Go through the material below and count the lines with the string "which"; the number is the whole answer.

#### INPUT DATA

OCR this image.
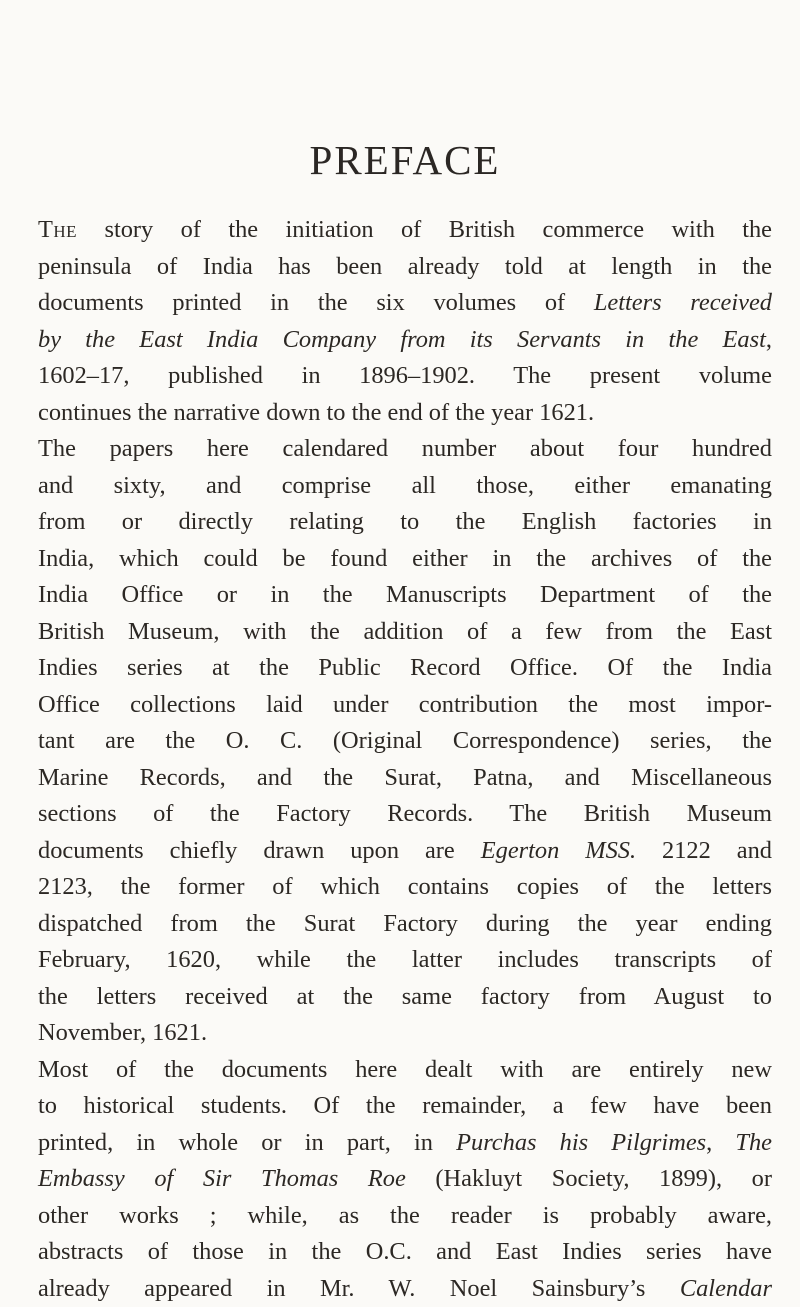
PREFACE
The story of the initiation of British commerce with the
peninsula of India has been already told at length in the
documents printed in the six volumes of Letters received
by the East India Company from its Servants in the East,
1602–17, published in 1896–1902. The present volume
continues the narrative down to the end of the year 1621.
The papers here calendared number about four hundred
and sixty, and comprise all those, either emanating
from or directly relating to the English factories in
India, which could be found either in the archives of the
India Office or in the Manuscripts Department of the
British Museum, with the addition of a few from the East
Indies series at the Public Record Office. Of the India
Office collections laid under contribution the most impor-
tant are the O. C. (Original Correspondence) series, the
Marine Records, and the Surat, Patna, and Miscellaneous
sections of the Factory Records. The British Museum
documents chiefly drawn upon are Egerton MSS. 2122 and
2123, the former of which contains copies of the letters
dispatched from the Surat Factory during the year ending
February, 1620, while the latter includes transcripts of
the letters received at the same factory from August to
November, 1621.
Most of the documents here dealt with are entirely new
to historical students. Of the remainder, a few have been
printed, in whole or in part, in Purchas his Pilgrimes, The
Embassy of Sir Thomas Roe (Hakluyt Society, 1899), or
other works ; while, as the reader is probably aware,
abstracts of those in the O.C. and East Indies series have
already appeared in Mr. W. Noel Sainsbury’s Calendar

########

**ANSWER TO THE TASK**:
2